**THE DATA:**
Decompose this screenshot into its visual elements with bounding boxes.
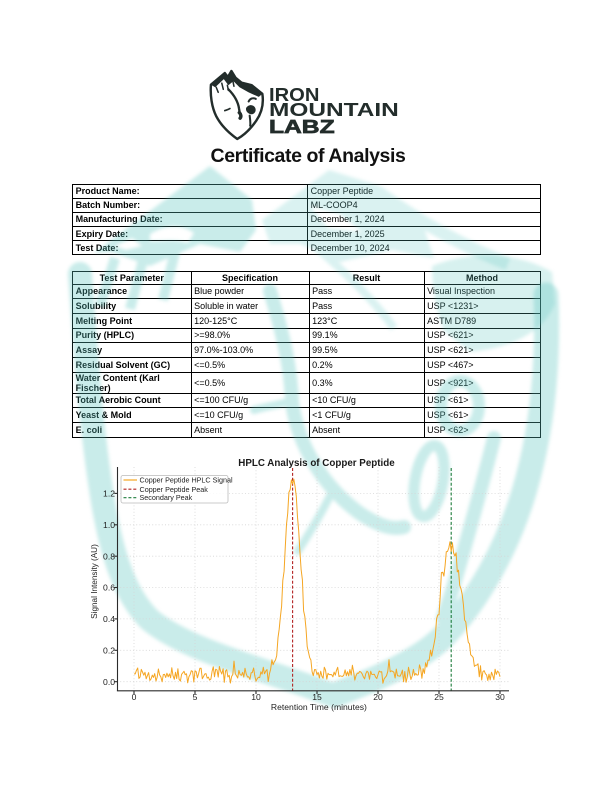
svg-text:1.0: 1.0 (103, 520, 115, 530)
svg-text:30: 30 (495, 692, 505, 702)
svg-text:20: 20 (373, 692, 383, 702)
svg-text:15: 15 (312, 692, 322, 702)
svg-text:Copper Peptide HPLC Signal: Copper Peptide HPLC Signal (140, 476, 233, 485)
svg-text:1.2: 1.2 (103, 489, 115, 499)
svg-text:0: 0 (132, 692, 137, 702)
svg-text:25: 25 (434, 692, 444, 702)
svg-text:0.2: 0.2 (103, 645, 115, 655)
svg-text:10: 10 (251, 692, 261, 702)
svg-text:0.4: 0.4 (103, 614, 115, 624)
svg-text:0.8: 0.8 (103, 551, 115, 561)
svg-text:Secondary Peak: Secondary Peak (140, 493, 193, 502)
svg-text:5: 5 (193, 692, 198, 702)
svg-text:0.6: 0.6 (103, 583, 115, 593)
svg-text:Signal Intensity (AU): Signal Intensity (AU) (90, 544, 99, 619)
svg-text:0.0: 0.0 (103, 677, 115, 687)
svg-text:HPLC Analysis of Copper Peptid: HPLC Analysis of Copper Peptide (238, 458, 395, 469)
svg-text:Copper Peptide Peak: Copper Peptide Peak (140, 485, 209, 494)
svg-text:Retention Time (minutes): Retention Time (minutes) (271, 702, 367, 712)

**EXERCISE GOAL:** From the first line to the last, output the data exactly; skip any pictures.

**WRITTEN ANSWER:**
Decompose this screenshot into its visual elements with bounding boxes.
svg-text:1.0: 1.0 (103, 520, 115, 530)
svg-text:30: 30 (495, 692, 505, 702)
svg-text:20: 20 (373, 692, 383, 702)
svg-text:15: 15 (312, 692, 322, 702)
svg-text:Copper Peptide HPLC Signal: Copper Peptide HPLC Signal (140, 476, 233, 485)
svg-text:1.2: 1.2 (103, 489, 115, 499)
svg-text:0: 0 (132, 692, 137, 702)
svg-text:25: 25 (434, 692, 444, 702)
svg-text:0.2: 0.2 (103, 645, 115, 655)
svg-text:10: 10 (251, 692, 261, 702)
svg-text:0.4: 0.4 (103, 614, 115, 624)
svg-text:0.8: 0.8 (103, 551, 115, 561)
svg-text:Secondary Peak: Secondary Peak (140, 493, 193, 502)
svg-text:5: 5 (193, 692, 198, 702)
svg-text:0.6: 0.6 (103, 583, 115, 593)
svg-text:Signal Intensity (AU): Signal Intensity (AU) (90, 544, 99, 619)
svg-text:0.0: 0.0 (103, 677, 115, 687)
svg-text:HPLC Analysis of Copper Peptid: HPLC Analysis of Copper Peptide (238, 458, 395, 469)
svg-text:Copper Peptide Peak: Copper Peptide Peak (140, 485, 209, 494)
svg-text:Retention Time (minutes): Retention Time (minutes) (271, 702, 367, 712)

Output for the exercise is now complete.